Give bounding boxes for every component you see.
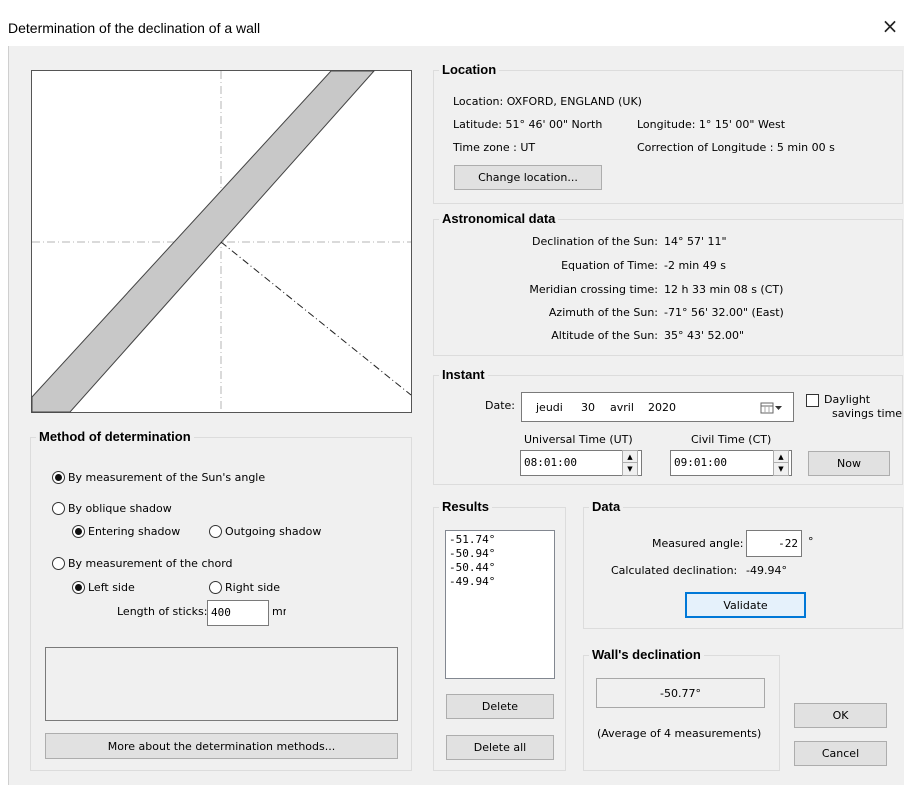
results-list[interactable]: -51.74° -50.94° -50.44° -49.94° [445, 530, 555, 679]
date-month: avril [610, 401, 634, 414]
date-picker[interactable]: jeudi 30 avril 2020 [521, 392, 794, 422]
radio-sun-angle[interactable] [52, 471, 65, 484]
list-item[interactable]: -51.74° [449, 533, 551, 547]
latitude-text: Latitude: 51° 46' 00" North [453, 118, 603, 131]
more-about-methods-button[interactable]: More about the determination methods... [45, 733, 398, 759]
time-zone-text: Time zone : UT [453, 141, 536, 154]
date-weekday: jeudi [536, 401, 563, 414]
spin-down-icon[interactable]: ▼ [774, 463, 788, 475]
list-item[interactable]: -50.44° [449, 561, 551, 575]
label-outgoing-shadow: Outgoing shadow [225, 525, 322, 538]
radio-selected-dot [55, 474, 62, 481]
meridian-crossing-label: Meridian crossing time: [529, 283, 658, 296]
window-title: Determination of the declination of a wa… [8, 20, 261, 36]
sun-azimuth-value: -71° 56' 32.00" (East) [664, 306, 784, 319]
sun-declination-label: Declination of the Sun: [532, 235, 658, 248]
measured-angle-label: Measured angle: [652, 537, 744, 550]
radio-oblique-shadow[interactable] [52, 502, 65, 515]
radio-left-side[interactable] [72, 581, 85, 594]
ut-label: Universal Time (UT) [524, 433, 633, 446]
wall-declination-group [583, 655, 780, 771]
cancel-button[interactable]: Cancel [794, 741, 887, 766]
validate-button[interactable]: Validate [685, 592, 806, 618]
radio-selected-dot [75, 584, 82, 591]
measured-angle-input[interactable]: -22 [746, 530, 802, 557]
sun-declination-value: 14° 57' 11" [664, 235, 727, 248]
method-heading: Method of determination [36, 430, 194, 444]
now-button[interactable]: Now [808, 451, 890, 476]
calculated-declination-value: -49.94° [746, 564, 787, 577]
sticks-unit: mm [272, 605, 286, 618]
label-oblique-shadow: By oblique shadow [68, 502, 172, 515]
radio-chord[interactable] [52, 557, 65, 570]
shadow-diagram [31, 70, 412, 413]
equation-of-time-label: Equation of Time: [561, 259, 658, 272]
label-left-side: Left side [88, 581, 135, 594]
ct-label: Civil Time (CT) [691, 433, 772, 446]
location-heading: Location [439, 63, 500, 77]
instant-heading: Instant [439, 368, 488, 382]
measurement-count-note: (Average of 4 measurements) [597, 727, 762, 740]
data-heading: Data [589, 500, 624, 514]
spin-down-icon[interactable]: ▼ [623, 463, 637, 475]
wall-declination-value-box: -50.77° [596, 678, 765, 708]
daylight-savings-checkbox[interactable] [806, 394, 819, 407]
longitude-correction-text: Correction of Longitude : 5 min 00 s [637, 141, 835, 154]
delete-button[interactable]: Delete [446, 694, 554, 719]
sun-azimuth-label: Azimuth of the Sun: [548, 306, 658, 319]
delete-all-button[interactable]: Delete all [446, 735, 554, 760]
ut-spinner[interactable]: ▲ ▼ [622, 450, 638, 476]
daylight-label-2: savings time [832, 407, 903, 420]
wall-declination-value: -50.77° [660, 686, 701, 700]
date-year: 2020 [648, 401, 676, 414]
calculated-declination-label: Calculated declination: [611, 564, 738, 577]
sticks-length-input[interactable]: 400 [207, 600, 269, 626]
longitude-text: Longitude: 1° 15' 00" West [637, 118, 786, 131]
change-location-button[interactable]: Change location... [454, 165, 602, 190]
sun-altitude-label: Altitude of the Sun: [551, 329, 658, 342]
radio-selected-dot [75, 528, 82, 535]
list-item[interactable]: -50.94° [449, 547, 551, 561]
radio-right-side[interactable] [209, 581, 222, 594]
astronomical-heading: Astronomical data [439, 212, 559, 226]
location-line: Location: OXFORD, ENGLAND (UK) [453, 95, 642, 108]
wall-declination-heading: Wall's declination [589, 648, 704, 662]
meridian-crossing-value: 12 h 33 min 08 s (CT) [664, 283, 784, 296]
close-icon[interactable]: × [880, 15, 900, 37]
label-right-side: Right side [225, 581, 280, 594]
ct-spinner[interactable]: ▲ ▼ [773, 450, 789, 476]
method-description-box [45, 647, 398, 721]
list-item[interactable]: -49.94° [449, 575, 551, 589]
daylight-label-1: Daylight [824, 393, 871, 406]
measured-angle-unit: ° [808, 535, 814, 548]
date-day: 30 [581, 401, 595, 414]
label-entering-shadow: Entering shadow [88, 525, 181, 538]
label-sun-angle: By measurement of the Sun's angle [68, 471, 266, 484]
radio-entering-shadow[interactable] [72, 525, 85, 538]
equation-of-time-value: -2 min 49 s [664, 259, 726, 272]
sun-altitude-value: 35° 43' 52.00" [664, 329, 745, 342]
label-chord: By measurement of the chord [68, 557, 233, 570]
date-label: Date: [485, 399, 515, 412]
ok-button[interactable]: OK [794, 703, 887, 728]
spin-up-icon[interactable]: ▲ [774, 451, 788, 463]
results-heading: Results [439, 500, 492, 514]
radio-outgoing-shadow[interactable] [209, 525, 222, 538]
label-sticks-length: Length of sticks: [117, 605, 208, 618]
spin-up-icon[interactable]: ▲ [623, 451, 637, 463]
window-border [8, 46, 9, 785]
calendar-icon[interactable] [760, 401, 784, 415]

------

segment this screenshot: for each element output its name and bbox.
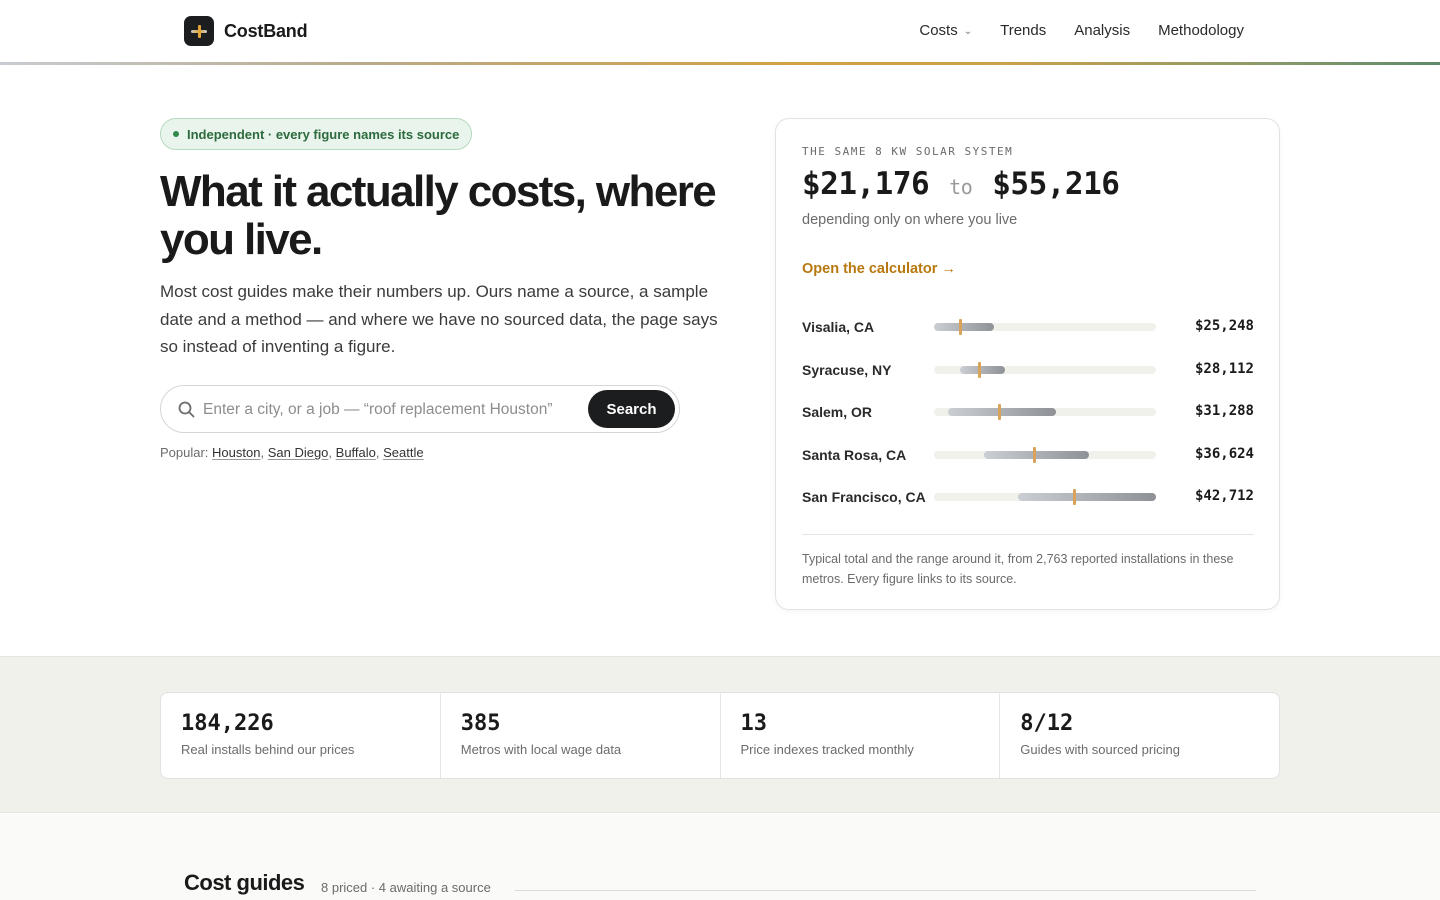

------

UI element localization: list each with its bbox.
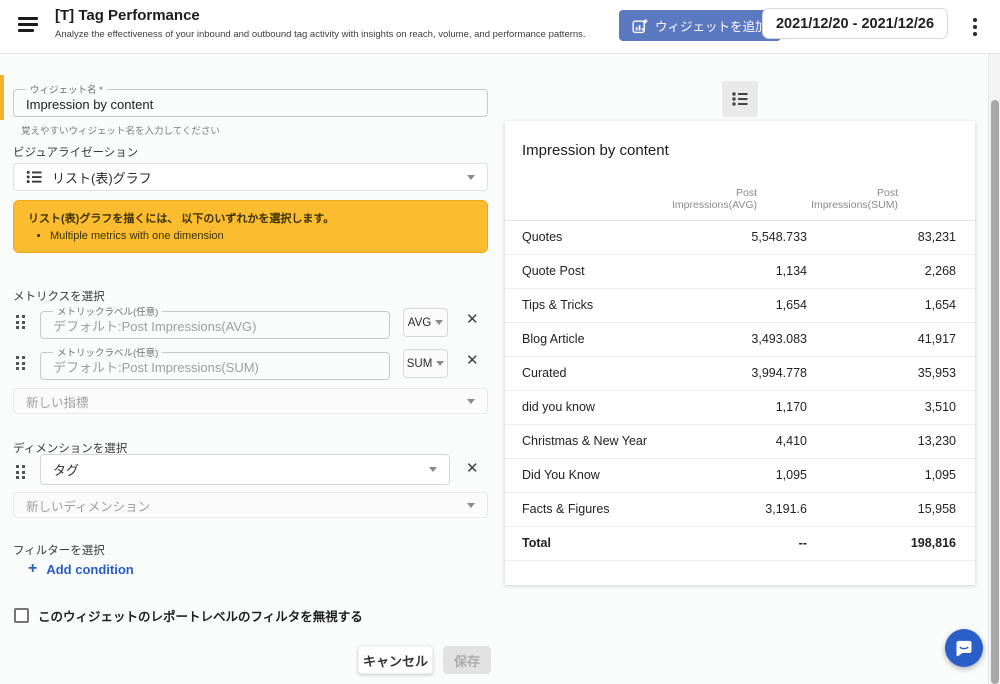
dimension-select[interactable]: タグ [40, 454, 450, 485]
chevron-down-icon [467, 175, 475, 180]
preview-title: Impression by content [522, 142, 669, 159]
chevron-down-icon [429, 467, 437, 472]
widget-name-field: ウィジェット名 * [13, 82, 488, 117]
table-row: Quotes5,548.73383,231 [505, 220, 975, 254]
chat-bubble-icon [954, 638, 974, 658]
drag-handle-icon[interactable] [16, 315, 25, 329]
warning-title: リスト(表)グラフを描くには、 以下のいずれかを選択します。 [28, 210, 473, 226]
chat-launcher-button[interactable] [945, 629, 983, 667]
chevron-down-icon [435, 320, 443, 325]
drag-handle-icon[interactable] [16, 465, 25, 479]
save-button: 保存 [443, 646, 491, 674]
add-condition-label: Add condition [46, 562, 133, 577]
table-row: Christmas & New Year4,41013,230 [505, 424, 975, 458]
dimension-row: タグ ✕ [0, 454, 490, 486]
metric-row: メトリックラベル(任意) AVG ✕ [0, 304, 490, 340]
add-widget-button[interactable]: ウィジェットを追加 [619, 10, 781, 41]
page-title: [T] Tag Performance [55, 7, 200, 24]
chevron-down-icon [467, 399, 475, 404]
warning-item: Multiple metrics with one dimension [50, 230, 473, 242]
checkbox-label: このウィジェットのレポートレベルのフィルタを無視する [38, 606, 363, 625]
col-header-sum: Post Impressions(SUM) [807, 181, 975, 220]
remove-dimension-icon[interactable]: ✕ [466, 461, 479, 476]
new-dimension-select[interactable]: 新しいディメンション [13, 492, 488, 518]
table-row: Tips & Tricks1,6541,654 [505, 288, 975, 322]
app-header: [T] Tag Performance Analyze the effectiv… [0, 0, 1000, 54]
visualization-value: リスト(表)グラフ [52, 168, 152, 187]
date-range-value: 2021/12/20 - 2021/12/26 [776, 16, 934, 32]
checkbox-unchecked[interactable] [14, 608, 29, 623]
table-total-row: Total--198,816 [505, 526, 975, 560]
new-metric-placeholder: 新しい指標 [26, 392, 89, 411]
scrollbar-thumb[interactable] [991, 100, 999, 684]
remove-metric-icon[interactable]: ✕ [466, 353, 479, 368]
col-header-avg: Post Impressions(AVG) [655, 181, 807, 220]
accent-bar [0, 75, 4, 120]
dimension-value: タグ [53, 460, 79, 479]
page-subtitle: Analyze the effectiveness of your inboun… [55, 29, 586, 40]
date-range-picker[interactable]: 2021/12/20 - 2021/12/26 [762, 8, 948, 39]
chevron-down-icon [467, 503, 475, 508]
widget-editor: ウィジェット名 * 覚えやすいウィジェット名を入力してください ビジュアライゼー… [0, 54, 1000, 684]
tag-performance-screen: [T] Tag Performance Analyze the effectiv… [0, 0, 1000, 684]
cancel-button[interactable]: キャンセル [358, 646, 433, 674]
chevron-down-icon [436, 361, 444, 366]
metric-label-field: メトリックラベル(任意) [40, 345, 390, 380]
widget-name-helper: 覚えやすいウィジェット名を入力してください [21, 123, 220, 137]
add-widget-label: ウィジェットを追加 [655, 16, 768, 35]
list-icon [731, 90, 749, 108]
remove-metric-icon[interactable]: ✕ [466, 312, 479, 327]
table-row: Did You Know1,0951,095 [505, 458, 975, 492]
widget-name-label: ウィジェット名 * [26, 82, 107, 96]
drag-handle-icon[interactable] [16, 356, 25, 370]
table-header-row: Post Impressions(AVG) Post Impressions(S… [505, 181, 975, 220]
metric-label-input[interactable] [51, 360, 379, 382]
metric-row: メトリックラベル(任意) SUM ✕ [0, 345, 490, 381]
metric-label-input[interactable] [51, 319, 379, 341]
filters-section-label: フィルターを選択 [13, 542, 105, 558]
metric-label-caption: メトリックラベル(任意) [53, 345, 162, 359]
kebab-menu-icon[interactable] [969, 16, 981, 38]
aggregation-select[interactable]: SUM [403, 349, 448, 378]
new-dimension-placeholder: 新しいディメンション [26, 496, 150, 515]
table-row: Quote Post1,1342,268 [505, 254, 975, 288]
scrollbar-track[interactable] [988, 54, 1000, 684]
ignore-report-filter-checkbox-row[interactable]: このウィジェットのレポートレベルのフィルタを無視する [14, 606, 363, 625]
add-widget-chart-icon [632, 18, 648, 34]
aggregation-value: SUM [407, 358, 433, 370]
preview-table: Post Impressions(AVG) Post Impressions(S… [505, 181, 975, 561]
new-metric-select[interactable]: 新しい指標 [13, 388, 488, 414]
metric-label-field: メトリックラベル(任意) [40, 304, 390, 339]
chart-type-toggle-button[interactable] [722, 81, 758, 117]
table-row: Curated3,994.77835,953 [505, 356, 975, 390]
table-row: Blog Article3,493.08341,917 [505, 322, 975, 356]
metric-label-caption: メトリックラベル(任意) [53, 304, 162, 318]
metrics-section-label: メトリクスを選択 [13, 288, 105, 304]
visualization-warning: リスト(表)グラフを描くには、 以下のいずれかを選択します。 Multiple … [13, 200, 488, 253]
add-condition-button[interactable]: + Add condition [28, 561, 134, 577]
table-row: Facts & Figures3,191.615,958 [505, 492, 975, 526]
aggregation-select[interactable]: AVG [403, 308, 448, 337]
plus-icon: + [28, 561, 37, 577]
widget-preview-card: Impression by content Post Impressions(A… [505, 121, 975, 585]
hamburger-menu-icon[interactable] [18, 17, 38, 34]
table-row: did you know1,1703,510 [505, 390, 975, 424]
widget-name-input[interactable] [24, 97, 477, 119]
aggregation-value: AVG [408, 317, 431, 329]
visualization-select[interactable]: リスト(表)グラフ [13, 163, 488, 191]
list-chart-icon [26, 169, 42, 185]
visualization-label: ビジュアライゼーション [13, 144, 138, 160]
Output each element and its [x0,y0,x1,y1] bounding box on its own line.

------

Task to complete >> Retype the rows, beginning at the line that contains "Give bounding boxes" and stopping after the line that contains "meridian-crossing-label: Meridian crossing". Leave the pictures out of your answer.

Complete answer >>
Give bounding boxes for every component you see.
results-list[interactable]: -51.74° -50.94° -50.44° -49.94° [445, 530, 555, 679]
date-month: avril [610, 401, 634, 414]
date-picker[interactable]: jeudi 30 avril 2020 [521, 392, 794, 422]
radio-sun-angle[interactable] [52, 471, 65, 484]
list-item[interactable]: -51.74° [449, 533, 551, 547]
latitude-text: Latitude: 51° 46' 00" North [453, 118, 603, 131]
more-about-methods-button[interactable]: More about the determination methods... [45, 733, 398, 759]
time-zone-text: Time zone : UT [453, 141, 536, 154]
date-weekday: jeudi [536, 401, 563, 414]
spin-down-icon[interactable]: ▼ [774, 463, 788, 475]
list-item[interactable]: -50.44° [449, 561, 551, 575]
label-outgoing-shadow: Outgoing shadow [225, 525, 322, 538]
radio-selected-dot [55, 474, 62, 481]
meridian-crossing-label: Meridian crossing time: [529, 283, 658, 296]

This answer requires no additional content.